WORK TO DO:
Extract every record, exactly as written, and ignore the pictures.

--- Start EXERCISE MATERIALS ---

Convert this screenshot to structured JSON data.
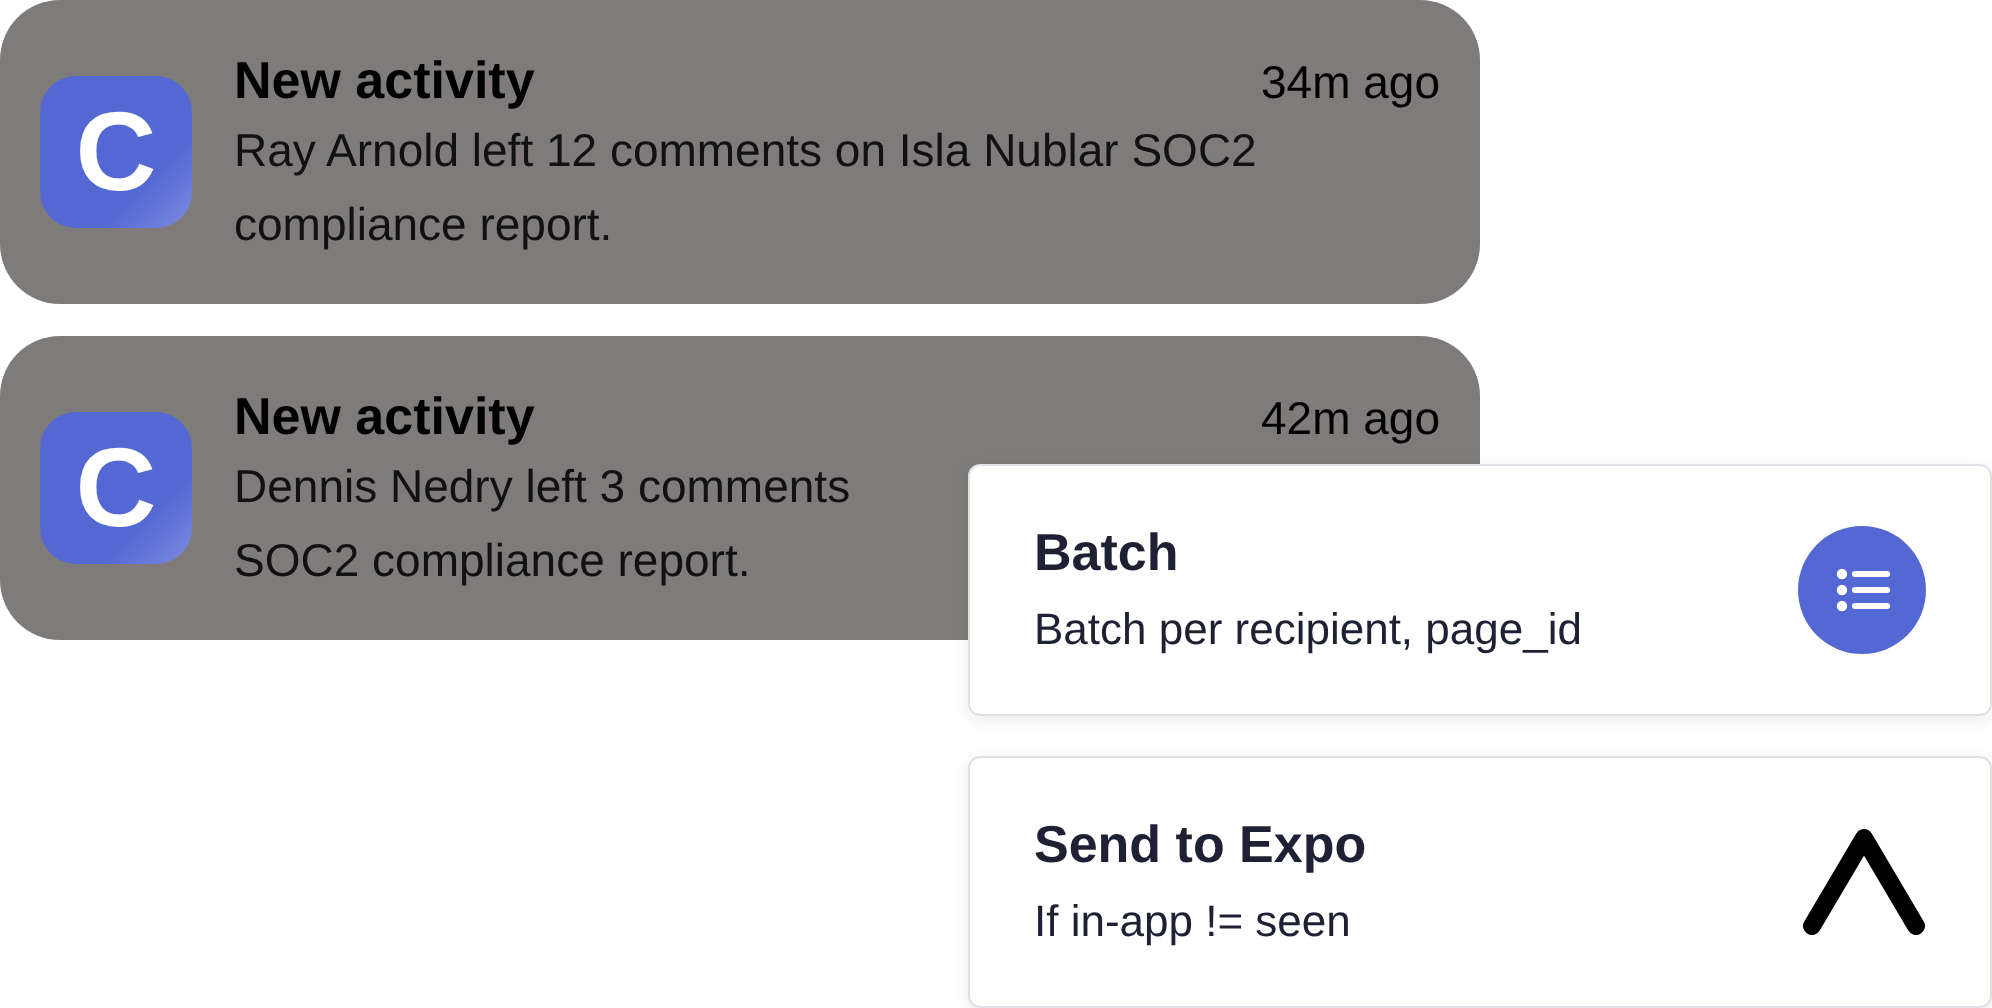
{
  "notifications": [
    {
      "logo_letter": "C",
      "title": "New activity",
      "time": "34m ago",
      "lines": [
        "Ray Arnold left 12 comments on Isla Nublar SOC2",
        "compliance report."
      ]
    },
    {
      "logo_letter": "C",
      "title": "New activity",
      "time": "42m ago",
      "lines": [
        "Dennis Nedry left 3 comments",
        "SOC2 compliance report."
      ]
    }
  ],
  "steps": [
    {
      "kind": "batch",
      "title": "Batch",
      "subtitle": "Batch per recipient, page_id"
    },
    {
      "kind": "expo",
      "title": "Send to Expo",
      "subtitle": "If in-app != seen"
    }
  ]
}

--- End EXERCISE MATERIALS ---

PROBLEM SOLUTION:
Convert this screenshot to structured JSON data.
{
  "notifications": [
    {
      "logo_letter": "C",
      "title": "New activity",
      "time": "34m ago",
      "lines": [
        "Ray Arnold left 12 comments on Isla Nublar SOC2",
        "compliance report."
      ]
    },
    {
      "logo_letter": "C",
      "title": "New activity",
      "time": "42m ago",
      "lines": [
        "Dennis Nedry left 3 comments",
        "SOC2 compliance report."
      ]
    }
  ],
  "steps": [
    {
      "kind": "batch",
      "title": "Batch",
      "subtitle": "Batch per recipient, page_id"
    },
    {
      "kind": "expo",
      "title": "Send to Expo",
      "subtitle": "If in-app != seen"
    }
  ]
}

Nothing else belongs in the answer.